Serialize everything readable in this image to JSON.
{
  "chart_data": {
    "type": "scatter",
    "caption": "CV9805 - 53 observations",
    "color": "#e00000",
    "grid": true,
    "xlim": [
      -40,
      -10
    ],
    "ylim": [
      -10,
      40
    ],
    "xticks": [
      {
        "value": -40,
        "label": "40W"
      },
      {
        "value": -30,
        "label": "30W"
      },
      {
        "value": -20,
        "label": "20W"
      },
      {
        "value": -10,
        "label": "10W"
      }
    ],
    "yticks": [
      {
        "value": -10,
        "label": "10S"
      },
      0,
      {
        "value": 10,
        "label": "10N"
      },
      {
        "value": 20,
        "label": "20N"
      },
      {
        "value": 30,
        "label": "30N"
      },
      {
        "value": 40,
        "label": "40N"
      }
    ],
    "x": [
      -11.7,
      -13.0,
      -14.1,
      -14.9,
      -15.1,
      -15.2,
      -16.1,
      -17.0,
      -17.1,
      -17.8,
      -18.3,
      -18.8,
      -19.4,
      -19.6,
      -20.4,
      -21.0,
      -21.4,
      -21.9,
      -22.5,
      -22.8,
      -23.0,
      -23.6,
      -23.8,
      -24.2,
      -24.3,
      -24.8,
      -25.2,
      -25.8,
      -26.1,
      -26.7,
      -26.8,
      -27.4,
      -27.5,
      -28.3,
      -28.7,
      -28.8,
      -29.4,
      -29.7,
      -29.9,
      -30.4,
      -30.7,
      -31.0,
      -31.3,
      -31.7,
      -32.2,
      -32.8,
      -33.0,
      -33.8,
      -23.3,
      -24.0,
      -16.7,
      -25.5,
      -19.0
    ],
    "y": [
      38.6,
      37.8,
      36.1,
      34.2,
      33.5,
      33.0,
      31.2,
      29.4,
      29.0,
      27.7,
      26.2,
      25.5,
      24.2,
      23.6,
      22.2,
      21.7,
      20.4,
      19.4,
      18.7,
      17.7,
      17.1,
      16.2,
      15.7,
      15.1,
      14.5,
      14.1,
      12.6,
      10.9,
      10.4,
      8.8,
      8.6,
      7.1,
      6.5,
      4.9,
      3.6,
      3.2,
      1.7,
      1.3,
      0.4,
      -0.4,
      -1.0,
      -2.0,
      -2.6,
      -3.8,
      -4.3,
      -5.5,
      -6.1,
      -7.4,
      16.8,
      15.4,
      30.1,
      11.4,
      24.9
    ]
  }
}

☆ ☆ ☆ ☆ ☆

-- Task instructions --
Using the records above, select and copy every line that has the word "value".

-- Task response --
        "value": -40,
        "value": -30,
        "value": -20,
        "value": -10,
        "value": -10,
        "value": 10,
        "value": 20,
        "value": 30,
        "value": 40,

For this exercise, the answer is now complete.